Challenge.
Return, unchanged, every line from the start of the records through the line that contains "909, 900, 1038]", including that line.

Data shown.
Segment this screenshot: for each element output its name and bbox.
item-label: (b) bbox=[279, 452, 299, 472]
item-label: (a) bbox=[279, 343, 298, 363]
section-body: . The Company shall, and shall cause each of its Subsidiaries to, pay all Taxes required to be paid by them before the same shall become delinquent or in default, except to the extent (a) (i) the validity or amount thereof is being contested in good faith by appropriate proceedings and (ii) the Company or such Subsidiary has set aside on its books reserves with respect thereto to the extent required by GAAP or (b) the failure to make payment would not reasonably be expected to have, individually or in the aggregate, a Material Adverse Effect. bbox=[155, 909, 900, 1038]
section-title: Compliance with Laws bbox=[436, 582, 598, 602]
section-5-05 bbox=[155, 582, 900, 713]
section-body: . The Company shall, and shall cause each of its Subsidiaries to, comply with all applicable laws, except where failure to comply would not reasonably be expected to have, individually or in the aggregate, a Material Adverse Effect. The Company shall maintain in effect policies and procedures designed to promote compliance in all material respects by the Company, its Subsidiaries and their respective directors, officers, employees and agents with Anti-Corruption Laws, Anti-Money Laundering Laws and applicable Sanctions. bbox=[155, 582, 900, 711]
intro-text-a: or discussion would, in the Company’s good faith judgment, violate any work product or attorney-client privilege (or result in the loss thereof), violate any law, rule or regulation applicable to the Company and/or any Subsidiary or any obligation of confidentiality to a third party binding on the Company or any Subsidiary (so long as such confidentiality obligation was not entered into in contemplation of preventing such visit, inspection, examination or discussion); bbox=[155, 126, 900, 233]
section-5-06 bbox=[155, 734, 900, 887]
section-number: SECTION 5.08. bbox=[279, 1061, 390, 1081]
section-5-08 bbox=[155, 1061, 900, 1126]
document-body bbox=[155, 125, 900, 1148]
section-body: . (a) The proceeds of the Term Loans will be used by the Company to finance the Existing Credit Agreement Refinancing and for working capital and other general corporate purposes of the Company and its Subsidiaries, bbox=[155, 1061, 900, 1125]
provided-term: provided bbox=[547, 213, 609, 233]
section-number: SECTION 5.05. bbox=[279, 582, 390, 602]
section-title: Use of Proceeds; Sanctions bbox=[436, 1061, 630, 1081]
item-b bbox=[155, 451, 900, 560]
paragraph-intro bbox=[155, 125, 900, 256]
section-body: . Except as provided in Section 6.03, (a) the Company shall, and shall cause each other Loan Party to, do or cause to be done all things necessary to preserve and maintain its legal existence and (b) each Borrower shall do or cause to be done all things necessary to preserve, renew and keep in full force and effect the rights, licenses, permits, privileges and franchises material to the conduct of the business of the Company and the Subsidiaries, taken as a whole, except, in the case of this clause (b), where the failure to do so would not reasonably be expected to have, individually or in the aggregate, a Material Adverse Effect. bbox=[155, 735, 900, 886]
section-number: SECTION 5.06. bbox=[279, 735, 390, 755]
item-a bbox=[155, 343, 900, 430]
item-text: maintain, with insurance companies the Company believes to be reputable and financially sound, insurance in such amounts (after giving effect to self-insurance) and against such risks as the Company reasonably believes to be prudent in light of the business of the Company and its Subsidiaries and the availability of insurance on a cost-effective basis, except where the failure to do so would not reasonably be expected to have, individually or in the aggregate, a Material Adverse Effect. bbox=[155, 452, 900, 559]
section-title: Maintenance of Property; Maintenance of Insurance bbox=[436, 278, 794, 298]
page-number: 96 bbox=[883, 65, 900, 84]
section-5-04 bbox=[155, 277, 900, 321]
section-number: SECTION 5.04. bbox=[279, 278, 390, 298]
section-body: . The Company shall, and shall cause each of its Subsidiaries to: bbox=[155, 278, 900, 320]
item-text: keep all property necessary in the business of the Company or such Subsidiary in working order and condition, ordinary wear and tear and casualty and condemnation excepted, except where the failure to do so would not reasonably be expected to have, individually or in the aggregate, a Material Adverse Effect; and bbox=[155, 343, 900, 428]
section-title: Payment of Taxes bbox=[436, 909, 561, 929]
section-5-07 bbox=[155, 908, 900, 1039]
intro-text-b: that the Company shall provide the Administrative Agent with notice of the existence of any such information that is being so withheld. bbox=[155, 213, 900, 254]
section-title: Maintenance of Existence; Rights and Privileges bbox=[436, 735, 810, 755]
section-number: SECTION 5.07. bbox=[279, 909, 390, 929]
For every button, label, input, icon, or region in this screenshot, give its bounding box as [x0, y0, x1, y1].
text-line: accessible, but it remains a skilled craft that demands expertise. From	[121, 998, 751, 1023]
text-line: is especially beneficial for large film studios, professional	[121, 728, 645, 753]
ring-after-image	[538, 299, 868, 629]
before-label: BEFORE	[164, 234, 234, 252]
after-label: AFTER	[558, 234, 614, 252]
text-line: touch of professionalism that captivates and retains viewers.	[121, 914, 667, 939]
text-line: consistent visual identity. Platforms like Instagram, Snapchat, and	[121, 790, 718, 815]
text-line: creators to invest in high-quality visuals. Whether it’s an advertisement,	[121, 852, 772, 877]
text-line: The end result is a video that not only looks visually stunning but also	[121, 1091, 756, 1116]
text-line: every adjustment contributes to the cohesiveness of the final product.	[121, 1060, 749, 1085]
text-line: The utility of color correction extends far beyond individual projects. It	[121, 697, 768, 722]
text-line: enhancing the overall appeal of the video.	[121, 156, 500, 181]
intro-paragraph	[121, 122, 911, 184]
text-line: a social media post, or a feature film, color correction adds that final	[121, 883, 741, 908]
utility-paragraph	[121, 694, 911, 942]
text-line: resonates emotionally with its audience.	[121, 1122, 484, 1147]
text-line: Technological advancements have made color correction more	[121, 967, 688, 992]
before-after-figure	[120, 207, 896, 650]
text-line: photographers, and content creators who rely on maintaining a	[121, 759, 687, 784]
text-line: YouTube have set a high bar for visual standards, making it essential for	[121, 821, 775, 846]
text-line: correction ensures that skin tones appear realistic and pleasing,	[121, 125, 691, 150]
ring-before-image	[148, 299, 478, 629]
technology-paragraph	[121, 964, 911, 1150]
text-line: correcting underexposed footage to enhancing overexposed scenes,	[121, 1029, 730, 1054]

The reply.
Segment this screenshot: for each element output its name and bbox.
item-label: (b) bbox=[279, 452, 299, 472]
item-label: (a) bbox=[279, 343, 298, 363]
section-body: . The Company shall, and shall cause each of its Subsidiaries to, pay all Taxes required to be paid by them before the same shall become delinquent or in default, except to the extent (a) (i) the validity or amount thereof is being contested in good faith by appropriate proceedings and (ii) the Company or such Subsidiary has set aside on its books reserves with respect thereto to the extent required by GAAP or (b) the failure to make payment would not reasonably be expected to have, individually or in the aggregate, a Material Adverse Effect. bbox=[155, 909, 900, 1038]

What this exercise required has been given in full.